WORK REQUIRED:
Could you find each line of the data below that contains the word "development" and copy those lines?

DATA SUPPLIED:
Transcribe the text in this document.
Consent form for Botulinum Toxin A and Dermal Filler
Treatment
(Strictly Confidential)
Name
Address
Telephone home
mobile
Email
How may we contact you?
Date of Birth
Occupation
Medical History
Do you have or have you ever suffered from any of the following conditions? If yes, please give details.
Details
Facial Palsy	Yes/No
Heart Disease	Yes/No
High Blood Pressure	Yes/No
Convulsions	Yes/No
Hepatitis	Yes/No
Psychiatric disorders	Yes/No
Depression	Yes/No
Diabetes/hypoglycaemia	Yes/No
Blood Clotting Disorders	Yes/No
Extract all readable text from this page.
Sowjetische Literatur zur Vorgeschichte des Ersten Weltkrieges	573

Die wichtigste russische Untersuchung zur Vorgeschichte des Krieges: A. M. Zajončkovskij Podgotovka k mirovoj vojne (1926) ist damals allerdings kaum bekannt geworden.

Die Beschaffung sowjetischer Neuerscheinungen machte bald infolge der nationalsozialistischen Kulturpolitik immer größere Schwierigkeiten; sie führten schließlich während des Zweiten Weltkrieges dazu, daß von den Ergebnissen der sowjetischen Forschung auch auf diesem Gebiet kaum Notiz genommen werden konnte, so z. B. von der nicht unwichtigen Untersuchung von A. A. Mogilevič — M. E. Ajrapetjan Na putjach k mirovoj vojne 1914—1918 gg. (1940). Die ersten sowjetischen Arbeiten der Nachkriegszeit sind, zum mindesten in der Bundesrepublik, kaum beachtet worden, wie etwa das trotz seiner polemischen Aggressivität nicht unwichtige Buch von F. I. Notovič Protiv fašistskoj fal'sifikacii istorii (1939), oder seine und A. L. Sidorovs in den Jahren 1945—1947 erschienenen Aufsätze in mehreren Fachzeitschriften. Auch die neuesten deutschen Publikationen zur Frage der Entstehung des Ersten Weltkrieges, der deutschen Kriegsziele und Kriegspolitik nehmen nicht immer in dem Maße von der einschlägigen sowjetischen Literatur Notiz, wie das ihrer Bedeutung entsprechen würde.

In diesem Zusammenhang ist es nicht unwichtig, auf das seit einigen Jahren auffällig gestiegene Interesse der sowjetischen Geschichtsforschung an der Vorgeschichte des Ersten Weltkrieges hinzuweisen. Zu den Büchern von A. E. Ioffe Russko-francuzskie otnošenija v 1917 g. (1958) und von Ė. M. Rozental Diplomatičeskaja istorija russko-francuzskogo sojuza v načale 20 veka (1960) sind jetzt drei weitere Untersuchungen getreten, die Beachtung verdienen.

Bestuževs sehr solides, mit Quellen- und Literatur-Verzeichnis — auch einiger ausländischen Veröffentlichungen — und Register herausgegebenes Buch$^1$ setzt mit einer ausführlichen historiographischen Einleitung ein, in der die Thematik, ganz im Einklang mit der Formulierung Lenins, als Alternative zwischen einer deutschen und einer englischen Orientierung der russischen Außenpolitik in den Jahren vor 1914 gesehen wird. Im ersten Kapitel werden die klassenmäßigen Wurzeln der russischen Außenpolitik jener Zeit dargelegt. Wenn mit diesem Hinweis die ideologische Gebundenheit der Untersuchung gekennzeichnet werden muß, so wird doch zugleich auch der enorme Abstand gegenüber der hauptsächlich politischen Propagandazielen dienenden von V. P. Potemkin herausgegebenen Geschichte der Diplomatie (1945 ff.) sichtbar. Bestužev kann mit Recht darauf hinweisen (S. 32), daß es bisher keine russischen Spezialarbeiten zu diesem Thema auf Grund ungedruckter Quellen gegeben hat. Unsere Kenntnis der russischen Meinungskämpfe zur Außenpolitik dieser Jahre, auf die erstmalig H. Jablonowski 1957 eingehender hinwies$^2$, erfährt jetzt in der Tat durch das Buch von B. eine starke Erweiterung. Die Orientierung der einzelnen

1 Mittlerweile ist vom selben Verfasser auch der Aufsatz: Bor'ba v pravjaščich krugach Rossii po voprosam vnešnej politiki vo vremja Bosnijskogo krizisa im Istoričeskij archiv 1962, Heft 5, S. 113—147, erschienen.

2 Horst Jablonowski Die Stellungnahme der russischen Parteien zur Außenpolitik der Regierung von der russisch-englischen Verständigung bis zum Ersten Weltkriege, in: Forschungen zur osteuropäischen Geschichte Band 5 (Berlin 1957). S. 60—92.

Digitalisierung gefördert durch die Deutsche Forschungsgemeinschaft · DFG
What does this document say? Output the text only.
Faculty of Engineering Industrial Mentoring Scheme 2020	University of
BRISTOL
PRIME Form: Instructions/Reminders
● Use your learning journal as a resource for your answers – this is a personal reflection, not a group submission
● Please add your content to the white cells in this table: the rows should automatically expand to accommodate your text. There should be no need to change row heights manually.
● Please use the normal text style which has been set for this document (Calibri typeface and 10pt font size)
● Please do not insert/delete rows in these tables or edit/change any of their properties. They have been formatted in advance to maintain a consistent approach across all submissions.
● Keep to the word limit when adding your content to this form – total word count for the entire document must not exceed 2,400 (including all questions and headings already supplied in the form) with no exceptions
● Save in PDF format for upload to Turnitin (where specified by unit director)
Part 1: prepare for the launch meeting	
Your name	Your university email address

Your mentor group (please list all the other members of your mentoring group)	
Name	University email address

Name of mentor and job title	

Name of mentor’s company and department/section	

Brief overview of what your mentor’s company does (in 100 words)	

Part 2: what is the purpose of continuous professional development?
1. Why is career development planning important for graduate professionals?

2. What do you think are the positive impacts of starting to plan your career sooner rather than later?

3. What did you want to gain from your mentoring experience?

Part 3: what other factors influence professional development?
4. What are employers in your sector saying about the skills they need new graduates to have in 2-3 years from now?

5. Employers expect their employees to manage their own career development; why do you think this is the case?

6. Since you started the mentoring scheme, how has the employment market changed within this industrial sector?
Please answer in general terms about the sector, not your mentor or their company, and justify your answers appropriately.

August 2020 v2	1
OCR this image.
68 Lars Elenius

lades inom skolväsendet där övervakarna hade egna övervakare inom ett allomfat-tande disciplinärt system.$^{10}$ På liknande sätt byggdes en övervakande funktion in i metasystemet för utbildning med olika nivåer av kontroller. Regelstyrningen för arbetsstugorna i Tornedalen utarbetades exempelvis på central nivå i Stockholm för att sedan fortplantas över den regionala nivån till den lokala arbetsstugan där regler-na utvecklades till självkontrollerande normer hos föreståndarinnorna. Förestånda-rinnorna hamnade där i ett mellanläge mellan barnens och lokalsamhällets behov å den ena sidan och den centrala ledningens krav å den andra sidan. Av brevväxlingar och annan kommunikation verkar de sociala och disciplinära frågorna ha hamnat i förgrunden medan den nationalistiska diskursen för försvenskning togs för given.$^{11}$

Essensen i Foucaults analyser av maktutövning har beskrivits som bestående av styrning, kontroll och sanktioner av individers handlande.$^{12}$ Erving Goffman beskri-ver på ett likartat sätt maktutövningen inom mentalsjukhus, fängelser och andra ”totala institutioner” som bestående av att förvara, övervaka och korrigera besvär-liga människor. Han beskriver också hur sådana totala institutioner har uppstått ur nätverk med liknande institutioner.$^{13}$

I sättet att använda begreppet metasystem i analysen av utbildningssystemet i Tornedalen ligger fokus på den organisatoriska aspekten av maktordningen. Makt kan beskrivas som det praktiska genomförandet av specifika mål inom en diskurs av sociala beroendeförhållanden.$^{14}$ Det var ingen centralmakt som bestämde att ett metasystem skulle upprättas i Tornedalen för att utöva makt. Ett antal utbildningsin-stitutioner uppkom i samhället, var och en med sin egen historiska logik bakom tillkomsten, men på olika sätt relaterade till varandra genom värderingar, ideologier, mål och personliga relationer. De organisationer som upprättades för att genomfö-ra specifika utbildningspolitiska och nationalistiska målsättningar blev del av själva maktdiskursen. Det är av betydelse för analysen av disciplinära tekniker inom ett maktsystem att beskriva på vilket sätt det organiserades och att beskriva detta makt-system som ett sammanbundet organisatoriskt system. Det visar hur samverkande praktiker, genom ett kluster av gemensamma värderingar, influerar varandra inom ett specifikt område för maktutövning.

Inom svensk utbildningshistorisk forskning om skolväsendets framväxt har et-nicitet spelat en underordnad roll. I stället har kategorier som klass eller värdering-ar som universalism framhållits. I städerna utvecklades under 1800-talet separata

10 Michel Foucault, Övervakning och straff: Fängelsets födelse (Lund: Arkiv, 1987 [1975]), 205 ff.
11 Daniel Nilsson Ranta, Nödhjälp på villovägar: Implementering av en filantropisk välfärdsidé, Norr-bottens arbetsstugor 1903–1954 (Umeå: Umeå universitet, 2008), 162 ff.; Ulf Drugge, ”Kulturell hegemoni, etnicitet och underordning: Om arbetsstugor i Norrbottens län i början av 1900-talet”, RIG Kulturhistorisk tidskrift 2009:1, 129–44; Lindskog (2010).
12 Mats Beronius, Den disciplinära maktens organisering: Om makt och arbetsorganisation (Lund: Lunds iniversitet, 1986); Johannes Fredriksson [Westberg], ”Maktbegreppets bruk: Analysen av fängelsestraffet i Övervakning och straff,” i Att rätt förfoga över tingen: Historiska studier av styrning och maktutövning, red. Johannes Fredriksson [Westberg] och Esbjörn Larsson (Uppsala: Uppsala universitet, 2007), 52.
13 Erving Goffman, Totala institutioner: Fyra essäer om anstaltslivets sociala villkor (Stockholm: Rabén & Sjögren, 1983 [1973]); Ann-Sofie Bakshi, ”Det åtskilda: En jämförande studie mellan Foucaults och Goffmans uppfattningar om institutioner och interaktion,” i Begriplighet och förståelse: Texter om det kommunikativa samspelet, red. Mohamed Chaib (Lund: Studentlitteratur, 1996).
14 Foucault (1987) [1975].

TASK RESPONSE:
Part 2: what is the purpose of continuous professional development?
1. Why is career development planning important for graduate professionals?
Part 3: what other factors influence professional development?
5. Employers expect their employees to manage their own career development; why do you think this is the case?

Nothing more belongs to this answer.